**WHAT IS REQUIRED**
How many lines in the entries below include the string "numpy"? Answer with the number only.

#####

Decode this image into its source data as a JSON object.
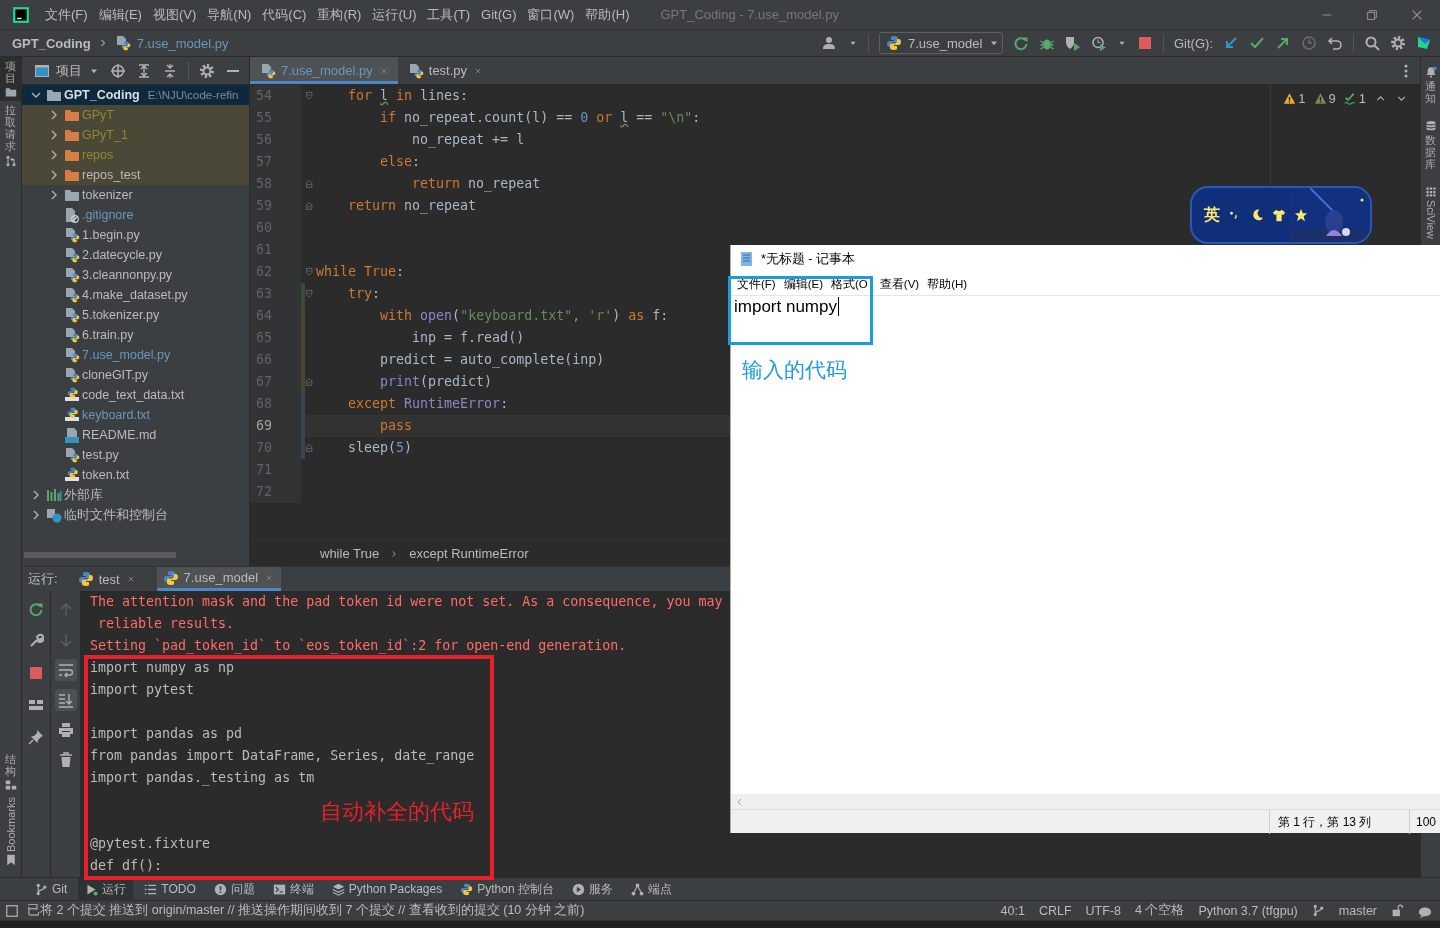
{
  "title_bar": {
    "menu": [
      "文件(F)",
      "编辑(E)",
      "视图(V)",
      "导航(N)",
      "代码(C)",
      "重构(R)",
      "运行(U)",
      "工具(T)",
      "Git(G)",
      "窗口(W)",
      "帮助(H)"
    ],
    "title": "GPT_Coding - 7.use_model.py"
  },
  "nav_bar": {
    "project": "GPT_Coding",
    "file": "7.use_model.py",
    "run_config": "7.use_model",
    "git_label": "Git(G):"
  },
  "left_stripe": {
    "top": [
      {
        "label": "项目",
        "selected": true
      },
      {
        "label": "拉取请求",
        "selected": false
      }
    ],
    "bottom": [
      {
        "label": "结构",
        "selected": false
      },
      {
        "label": "Bookmarks",
        "selected": false
      }
    ]
  },
  "right_stripe": [
    {
      "label": "通知"
    },
    {
      "label": "数据库"
    },
    {
      "label": "SciView"
    }
  ],
  "project_panel": {
    "title": "项目",
    "tree": [
      {
        "name": "GPT_Coding",
        "path": "E:\\NJU\\code-refin",
        "kind": "project",
        "expanded": true,
        "selected": true,
        "children": [
          {
            "name": "GPyT",
            "kind": "folder-excluded",
            "color": "#8d8b2b",
            "highlighted": true,
            "expanded": false
          },
          {
            "name": "GPyT_1",
            "kind": "folder-excluded",
            "color": "#8d8b2b",
            "highlighted": true,
            "expanded": false
          },
          {
            "name": "repos",
            "kind": "folder-excluded",
            "color": "#8d8b2b",
            "highlighted": true,
            "expanded": false
          },
          {
            "name": "repos_test",
            "kind": "folder-excluded",
            "color": "#bbbbbb",
            "highlighted": true,
            "expanded": false
          },
          {
            "name": "tokenizer",
            "kind": "folder",
            "color": "#bbbbbb",
            "highlighted": false,
            "expanded": false
          },
          {
            "name": ".gitignore",
            "kind": "gitignore",
            "color": "#6897bb"
          },
          {
            "name": "1.begin.py",
            "kind": "python",
            "color": "#bbbbbb"
          },
          {
            "name": "2.datecycle.py",
            "kind": "python",
            "color": "#bbbbbb"
          },
          {
            "name": "3.cleannonpy.py",
            "kind": "python",
            "color": "#bbbbbb"
          },
          {
            "name": "4.make_dataset.py",
            "kind": "python",
            "color": "#bbbbbb"
          },
          {
            "name": "5.tokenizer.py",
            "kind": "python",
            "color": "#bbbbbb"
          },
          {
            "name": "6.train.py",
            "kind": "python",
            "color": "#bbbbbb"
          },
          {
            "name": "7.use_model.py",
            "kind": "python",
            "color": "#6897bb"
          },
          {
            "name": "cloneGIT.py",
            "kind": "python",
            "color": "#bbbbbb"
          },
          {
            "name": "code_text_data.txt",
            "kind": "text",
            "color": "#bbbbbb"
          },
          {
            "name": "keyboard.txt",
            "kind": "text",
            "color": "#6897bb"
          },
          {
            "name": "README.md",
            "kind": "markdown",
            "color": "#bbbbbb"
          },
          {
            "name": "test.py",
            "kind": "python",
            "color": "#bbbbbb"
          },
          {
            "name": "token.txt",
            "kind": "text",
            "color": "#bbbbbb"
          }
        ]
      },
      {
        "name": "外部库",
        "kind": "library",
        "expanded": false,
        "selected": false
      },
      {
        "name": "临时文件和控制台",
        "kind": "scratch",
        "expanded": false,
        "selected": false
      }
    ]
  },
  "editor": {
    "tabs": [
      {
        "label": "7.use_model.py",
        "selected": true,
        "color": "#6897bb"
      },
      {
        "label": "test.py",
        "selected": false,
        "color": "#bbbbbb"
      }
    ],
    "lines": [
      {
        "number": "54",
        "fold_start": true,
        "segments": [
          {
            "kind": "kw",
            "text": "    for "
          },
          {
            "kind": "typo",
            "text": "l"
          },
          {
            "kind": "kw",
            "text": " in "
          },
          {
            "kind": "id",
            "text": "lines:"
          }
        ]
      },
      {
        "number": "55",
        "segments": [
          {
            "kind": "kw",
            "text": "        if "
          },
          {
            "kind": "id",
            "text": "no_repeat.count(l) == "
          },
          {
            "kind": "num",
            "text": "0"
          },
          {
            "kind": "kw",
            "text": " or "
          },
          {
            "kind": "typo",
            "text": "l"
          },
          {
            "kind": "id",
            "text": " == "
          },
          {
            "kind": "str",
            "text": "\"\\n\""
          },
          {
            "kind": "id",
            "text": ":"
          }
        ]
      },
      {
        "number": "56",
        "segments": [
          {
            "kind": "id",
            "text": "            no_repeat += l"
          }
        ]
      },
      {
        "number": "57",
        "segments": [
          {
            "kind": "kw",
            "text": "        else"
          },
          {
            "kind": "id",
            "text": ":"
          }
        ]
      },
      {
        "number": "58",
        "fold_end": true,
        "segments": [
          {
            "kind": "kw",
            "text": "            return "
          },
          {
            "kind": "id",
            "text": "no_repeat"
          }
        ]
      },
      {
        "number": "59",
        "fold_end": true,
        "segments": [
          {
            "kind": "kw",
            "text": "    return "
          },
          {
            "kind": "id",
            "text": "no_repeat"
          }
        ]
      },
      {
        "number": "60"
      },
      {
        "number": "61"
      },
      {
        "number": "62",
        "fold_start": true,
        "segments": [
          {
            "kind": "kw",
            "text": "while True"
          },
          {
            "kind": "id",
            "text": ":"
          }
        ]
      },
      {
        "number": "63",
        "fold_start": true,
        "color": "#384c38",
        "segments": [
          {
            "kind": "kw",
            "text": "    try"
          },
          {
            "kind": "id",
            "text": ":"
          }
        ]
      },
      {
        "number": "64",
        "color": "#4a4536",
        "segments": [
          {
            "kind": "kw",
            "text": "        with "
          },
          {
            "kind": "builtin",
            "text": "open"
          },
          {
            "kind": "id",
            "text": "("
          },
          {
            "kind": "str",
            "text": "\"keyboard.txt\""
          },
          {
            "kind": "kw",
            "text": ", "
          },
          {
            "kind": "str",
            "text": "'r'"
          },
          {
            "kind": "id",
            "text": ") "
          },
          {
            "kind": "kw",
            "text": "as "
          },
          {
            "kind": "id",
            "text": "f:"
          }
        ]
      },
      {
        "number": "65",
        "color": "#4a4536",
        "segments": [
          {
            "kind": "id",
            "text": "            inp = f.read()"
          }
        ]
      },
      {
        "number": "66",
        "color": "#4a4536",
        "segments": [
          {
            "kind": "id",
            "text": "        predict = auto_complete(inp)"
          }
        ]
      },
      {
        "number": "67",
        "fold_end": true,
        "color": "#4a4536",
        "segments": [
          {
            "kind": "builtin",
            "text": "        print"
          },
          {
            "kind": "id",
            "text": "(predict)"
          }
        ]
      },
      {
        "number": "68",
        "color": "#374752",
        "segments": [
          {
            "kind": "kw",
            "text": "    except "
          },
          {
            "kind": "builtin",
            "text": "RuntimeError"
          },
          {
            "kind": "id",
            "text": ":"
          }
        ]
      },
      {
        "number": "69",
        "current": true,
        "color": "#374752",
        "segments": [
          {
            "kind": "kw",
            "text": "        pass"
          }
        ]
      },
      {
        "number": "70",
        "fold_end": true,
        "color": "#374752",
        "segments": [
          {
            "kind": "id",
            "text": "    sleep("
          },
          {
            "kind": "num",
            "text": "5"
          },
          {
            "kind": "id",
            "text": ")"
          }
        ]
      },
      {
        "number": "71"
      },
      {
        "number": "72"
      }
    ],
    "inspections": [
      {
        "kind": "warning",
        "count": "1"
      },
      {
        "kind": "weak",
        "count": "9"
      },
      {
        "kind": "typo",
        "count": "1"
      }
    ],
    "breadcrumb": [
      "while True",
      "except RuntimeError"
    ]
  },
  "run_panel": {
    "label": "运行:",
    "tabs": [
      {
        "label": "test",
        "selected": false
      },
      {
        "label": "7.use_model",
        "selected": true
      }
    ],
    "output": [
      {
        "kind": "stderr",
        "text": "The attention mask and the pad token id were not set. As a consequence, you may"
      },
      {
        "kind": "stderr",
        "text": " reliable results."
      },
      {
        "kind": "stderr",
        "text": "Setting `pad_token_id` to `eos_token_id`:2 for open-end generation."
      },
      {
        "kind": "stdout",
        "text": "import numpy as np"
      },
      {
        "kind": "stdout",
        "text": "import pytest"
      },
      {
        "kind": "blank"
      },
      {
        "kind": "stdout",
        "text": "import pandas as pd"
      },
      {
        "kind": "stdout",
        "text": "from pandas import DataFrame, Series, date_range"
      },
      {
        "kind": "stdout",
        "text": "import pandas._testing as tm"
      },
      {
        "kind": "blank"
      },
      {
        "kind": "blank"
      },
      {
        "kind": "stdout",
        "text": "@pytest.fixture"
      },
      {
        "kind": "stdout",
        "text": "def df():"
      }
    ]
  },
  "notepad": {
    "title": "*无标题 - 记事本",
    "menu": [
      "文件(F)",
      "编辑(E)",
      "格式(O",
      "查看(V)",
      "帮助(H)"
    ],
    "text": "import numpy",
    "status": [
      "第 1 行，第 13 列",
      "100"
    ]
  },
  "ime_toolbar": {
    "label": "英"
  },
  "annotations": [
    {
      "label": "输入的代码",
      "color": "#1e9be0"
    },
    {
      "label": "自动补全的代码",
      "color": "#e8202a"
    }
  ],
  "tool_windows": [
    {
      "label": "Git",
      "selected": false
    },
    {
      "label": "运行",
      "selected": true
    },
    {
      "label": "TODO",
      "selected": false
    },
    {
      "label": "问题",
      "selected": false
    },
    {
      "label": "终端",
      "selected": false
    },
    {
      "label": "Python Packages",
      "selected": false
    },
    {
      "label": "Python 控制台",
      "selected": false
    },
    {
      "label": "服务",
      "selected": false
    },
    {
      "label": "端点",
      "selected": false
    }
  ],
  "status_bar": {
    "message": "已将 2 个提交 推送到 origin/master // 推送操作期间收到 7 个提交 // 查看收到的提交 (10 分钟 之前)",
    "items": [
      "40:1",
      "CRLF",
      "UTF-8",
      "4 个空格",
      "Python 3.7 (tfgpu)",
      "master"
    ]
  }
}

#####

**EXERCISE OUTPUT**
2